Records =

[Start]

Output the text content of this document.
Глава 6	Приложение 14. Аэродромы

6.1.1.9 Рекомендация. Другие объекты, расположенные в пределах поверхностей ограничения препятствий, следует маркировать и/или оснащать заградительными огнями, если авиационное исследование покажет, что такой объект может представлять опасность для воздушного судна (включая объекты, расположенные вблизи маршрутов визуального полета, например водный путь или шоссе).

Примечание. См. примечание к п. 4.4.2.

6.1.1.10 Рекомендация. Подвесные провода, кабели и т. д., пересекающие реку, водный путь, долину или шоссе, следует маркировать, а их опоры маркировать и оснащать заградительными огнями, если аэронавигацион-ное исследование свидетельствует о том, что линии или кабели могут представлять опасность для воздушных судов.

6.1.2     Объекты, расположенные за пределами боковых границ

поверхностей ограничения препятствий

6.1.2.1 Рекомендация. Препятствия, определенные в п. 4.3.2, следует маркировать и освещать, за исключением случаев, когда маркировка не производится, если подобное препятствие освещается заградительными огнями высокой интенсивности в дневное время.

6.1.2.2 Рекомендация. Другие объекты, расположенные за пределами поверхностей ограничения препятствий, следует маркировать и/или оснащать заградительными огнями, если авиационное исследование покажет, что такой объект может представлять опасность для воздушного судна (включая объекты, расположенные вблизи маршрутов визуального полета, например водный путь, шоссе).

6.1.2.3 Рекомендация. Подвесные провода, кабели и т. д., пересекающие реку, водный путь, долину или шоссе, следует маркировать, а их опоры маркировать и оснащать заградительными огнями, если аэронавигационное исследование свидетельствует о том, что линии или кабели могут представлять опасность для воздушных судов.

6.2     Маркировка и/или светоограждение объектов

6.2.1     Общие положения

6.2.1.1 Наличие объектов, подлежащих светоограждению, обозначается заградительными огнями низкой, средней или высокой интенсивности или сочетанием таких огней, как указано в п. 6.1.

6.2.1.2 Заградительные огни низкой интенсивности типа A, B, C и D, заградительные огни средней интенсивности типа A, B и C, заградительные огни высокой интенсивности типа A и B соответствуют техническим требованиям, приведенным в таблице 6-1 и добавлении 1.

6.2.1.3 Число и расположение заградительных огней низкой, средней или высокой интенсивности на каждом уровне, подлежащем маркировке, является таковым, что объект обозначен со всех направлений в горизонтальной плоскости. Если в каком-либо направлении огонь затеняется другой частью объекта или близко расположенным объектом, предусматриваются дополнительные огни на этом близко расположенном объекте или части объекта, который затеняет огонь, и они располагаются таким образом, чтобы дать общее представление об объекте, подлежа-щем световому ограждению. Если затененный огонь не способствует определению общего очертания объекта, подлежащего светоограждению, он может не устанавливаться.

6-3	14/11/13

[End]

TASK DESCRIPTION = Extract the full listing and reproduce each line exactly.

EXERCISE OUTPUT =
Output the text content of this document.
Глава 6	Приложение 14. Аэродромы

6.1.1.9 Рекомендация. Другие объекты, расположенные в пределах поверхностей ограничения препятствий, следует маркировать и/или оснащать заградительными огнями, если авиационное исследование покажет, что такой объект может представлять опасность для воздушного судна (включая объекты, расположенные вблизи маршрутов визуального полета, например водный путь или шоссе).

Примечание. См. примечание к п. 4.4.2.

6.1.1.10 Рекомендация. Подвесные провода, кабели и т. д., пересекающие реку, водный путь, долину или шоссе, следует маркировать, а их опоры маркировать и оснащать заградительными огнями, если аэронавигацион-ное исследование свидетельствует о том, что линии или кабели могут представлять опасность для воздушных судов.

6.1.2     Объекты, расположенные за пределами боковых границ

поверхностей ограничения препятствий

6.1.2.1 Рекомендация. Препятствия, определенные в п. 4.3.2, следует маркировать и освещать, за исключением случаев, когда маркировка не производится, если подобное препятствие освещается заградительными огнями высокой интенсивности в дневное время.

6.1.2.2 Рекомендация. Другие объекты, расположенные за пределами поверхностей ограничения препятствий, следует маркировать и/или оснащать заградительными огнями, если авиационное исследование покажет, что такой объект может представлять опасность для воздушного судна (включая объекты, расположенные вблизи маршрутов визуального полета, например водный путь, шоссе).

6.1.2.3 Рекомендация. Подвесные провода, кабели и т. д., пересекающие реку, водный путь, долину или шоссе, следует маркировать, а их опоры маркировать и оснащать заградительными огнями, если аэронавигационное исследование свидетельствует о том, что линии или кабели могут представлять опасность для воздушных судов.

6.2     Маркировка и/или светоограждение объектов

6.2.1     Общие положения

6.2.1.1 Наличие объектов, подлежащих светоограждению, обозначается заградительными огнями низкой, средней или высокой интенсивности или сочетанием таких огней, как указано в п. 6.1.

6.2.1.2 Заградительные огни низкой интенсивности типа A, B, C и D, заградительные огни средней интенсивности типа A, B и C, заградительные огни высокой интенсивности типа A и B соответствуют техническим требованиям, приведенным в таблице 6-1 и добавлении 1.

6.2.1.3 Число и расположение заградительных огней низкой, средней или высокой интенсивности на каждом уровне, подлежащем маркировке, является таковым, что объект обозначен со всех направлений в горизонтальной плоскости. Если в каком-либо направлении огонь затеняется другой частью объекта или близко расположенным объектом, предусматриваются дополнительные огни на этом близко расположенном объекте или части объекта, который затеняет огонь, и они располагаются таким образом, чтобы дать общее представление об объекте, подлежа-щем световому ограждению. Если затененный огонь не способствует определению общего очертания объекта, подлежащего светоограждению, он может не устанавливаться.

6-3	14/11/13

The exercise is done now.